--- Short exercise ---
Show all lines holding "source".

··· Input material

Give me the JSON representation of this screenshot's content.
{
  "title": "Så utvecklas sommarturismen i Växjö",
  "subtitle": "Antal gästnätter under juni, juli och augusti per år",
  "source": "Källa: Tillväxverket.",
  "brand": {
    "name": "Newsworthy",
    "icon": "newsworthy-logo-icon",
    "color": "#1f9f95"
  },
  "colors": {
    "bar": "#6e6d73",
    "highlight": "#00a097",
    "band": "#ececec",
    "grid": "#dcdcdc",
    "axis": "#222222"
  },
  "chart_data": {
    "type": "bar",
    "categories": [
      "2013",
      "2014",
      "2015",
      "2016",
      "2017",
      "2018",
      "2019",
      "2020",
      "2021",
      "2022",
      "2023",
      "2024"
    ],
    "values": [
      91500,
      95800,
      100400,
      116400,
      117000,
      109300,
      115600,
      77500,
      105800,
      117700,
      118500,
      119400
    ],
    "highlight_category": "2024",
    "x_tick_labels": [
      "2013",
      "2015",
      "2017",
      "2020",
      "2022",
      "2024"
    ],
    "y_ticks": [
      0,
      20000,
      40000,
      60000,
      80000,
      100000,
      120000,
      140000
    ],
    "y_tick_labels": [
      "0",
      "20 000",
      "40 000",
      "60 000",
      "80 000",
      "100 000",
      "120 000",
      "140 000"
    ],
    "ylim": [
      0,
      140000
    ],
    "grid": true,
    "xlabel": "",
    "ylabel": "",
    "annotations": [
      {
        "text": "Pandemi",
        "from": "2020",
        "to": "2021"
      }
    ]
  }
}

······
··· Input material

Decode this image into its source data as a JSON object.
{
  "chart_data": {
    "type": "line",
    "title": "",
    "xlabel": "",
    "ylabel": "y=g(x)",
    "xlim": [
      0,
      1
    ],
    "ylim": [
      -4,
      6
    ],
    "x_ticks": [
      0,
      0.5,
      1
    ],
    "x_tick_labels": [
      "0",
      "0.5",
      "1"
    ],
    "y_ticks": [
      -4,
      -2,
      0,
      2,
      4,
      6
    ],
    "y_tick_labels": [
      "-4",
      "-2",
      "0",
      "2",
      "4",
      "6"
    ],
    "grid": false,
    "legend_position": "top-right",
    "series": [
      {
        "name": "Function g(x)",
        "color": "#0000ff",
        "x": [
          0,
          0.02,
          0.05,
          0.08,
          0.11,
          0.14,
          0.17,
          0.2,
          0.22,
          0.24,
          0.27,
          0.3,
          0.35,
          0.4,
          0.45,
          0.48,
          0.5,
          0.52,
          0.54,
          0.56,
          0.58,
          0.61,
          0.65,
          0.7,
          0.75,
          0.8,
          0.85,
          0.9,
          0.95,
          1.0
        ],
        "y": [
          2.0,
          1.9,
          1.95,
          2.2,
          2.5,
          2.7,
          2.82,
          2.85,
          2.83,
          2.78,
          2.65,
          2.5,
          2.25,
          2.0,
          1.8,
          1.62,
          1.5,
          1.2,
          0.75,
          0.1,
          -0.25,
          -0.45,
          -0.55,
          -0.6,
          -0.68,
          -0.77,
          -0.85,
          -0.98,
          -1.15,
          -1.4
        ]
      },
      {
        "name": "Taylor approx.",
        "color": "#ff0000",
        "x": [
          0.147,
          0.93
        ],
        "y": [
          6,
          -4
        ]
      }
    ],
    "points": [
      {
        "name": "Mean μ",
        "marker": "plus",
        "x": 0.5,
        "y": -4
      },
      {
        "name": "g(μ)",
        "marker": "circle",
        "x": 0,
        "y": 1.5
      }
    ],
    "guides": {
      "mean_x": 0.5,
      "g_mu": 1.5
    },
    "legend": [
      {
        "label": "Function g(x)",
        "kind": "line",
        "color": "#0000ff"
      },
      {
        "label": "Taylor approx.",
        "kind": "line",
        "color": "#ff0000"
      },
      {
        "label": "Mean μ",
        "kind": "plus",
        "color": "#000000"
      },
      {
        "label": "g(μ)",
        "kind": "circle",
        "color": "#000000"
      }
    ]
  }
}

······

--- The solution ---
  "source": "Källa: Tillväxverket.",
Decode this image into its source data as a JSON object.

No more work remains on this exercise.